▶ [Goal of the exercise]: Locate each line in the records below that contains the string "axis" and copy those lines.

Stored data
....
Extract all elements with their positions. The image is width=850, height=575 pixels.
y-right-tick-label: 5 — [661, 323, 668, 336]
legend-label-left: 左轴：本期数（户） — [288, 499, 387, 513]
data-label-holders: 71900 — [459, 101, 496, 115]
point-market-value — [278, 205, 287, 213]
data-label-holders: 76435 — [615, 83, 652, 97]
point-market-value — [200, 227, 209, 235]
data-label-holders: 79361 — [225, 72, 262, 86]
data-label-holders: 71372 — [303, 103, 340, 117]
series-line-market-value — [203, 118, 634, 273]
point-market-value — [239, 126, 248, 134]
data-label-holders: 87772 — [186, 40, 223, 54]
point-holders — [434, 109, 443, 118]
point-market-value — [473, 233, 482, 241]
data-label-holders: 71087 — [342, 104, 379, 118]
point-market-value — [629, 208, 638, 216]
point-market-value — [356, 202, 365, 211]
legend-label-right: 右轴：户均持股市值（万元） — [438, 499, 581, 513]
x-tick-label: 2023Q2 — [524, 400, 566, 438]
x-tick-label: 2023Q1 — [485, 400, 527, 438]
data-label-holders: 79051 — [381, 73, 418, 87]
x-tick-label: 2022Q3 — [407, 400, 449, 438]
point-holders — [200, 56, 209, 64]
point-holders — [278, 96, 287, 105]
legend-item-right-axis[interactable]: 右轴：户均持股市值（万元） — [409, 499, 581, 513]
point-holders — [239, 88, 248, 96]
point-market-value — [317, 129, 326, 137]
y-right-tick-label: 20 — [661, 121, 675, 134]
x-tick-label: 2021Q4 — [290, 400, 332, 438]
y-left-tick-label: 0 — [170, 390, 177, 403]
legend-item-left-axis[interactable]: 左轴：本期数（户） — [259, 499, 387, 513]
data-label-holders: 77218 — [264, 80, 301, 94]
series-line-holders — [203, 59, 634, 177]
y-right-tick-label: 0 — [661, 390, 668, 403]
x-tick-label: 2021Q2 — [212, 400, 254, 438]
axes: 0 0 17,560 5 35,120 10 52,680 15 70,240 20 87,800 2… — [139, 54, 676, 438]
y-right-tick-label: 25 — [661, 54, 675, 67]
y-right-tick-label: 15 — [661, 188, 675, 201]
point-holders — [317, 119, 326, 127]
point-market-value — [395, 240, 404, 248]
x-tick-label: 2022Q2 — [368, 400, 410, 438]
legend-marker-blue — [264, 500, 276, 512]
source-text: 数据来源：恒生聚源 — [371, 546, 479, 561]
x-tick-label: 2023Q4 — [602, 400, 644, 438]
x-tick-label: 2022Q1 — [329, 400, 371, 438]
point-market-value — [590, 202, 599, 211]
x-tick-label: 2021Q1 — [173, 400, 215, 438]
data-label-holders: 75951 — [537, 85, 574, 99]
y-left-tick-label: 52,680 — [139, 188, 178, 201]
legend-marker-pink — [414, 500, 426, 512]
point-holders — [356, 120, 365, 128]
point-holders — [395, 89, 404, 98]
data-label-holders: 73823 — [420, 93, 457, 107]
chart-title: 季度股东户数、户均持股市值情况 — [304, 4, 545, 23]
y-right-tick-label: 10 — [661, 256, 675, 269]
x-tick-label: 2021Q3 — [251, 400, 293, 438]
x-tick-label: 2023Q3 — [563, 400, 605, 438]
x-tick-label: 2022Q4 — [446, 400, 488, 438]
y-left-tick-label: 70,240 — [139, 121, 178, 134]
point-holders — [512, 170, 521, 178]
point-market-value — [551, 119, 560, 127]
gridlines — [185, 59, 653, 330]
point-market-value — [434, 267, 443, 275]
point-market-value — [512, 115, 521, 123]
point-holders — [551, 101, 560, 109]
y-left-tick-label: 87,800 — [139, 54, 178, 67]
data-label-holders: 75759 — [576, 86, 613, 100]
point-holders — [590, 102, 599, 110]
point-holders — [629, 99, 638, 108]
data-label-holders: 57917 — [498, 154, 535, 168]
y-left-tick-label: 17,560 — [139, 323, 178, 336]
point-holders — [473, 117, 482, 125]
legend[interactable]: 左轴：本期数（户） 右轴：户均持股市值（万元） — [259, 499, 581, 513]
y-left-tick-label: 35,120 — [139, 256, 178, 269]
....
▶ [Output of the exercise]:
legend-item-right-axis[interactable]: 右轴：户均持股市值（万元） — [409, 499, 581, 513]
legend-item-left-axis[interactable]: 左轴：本期数（户） — [259, 499, 387, 513]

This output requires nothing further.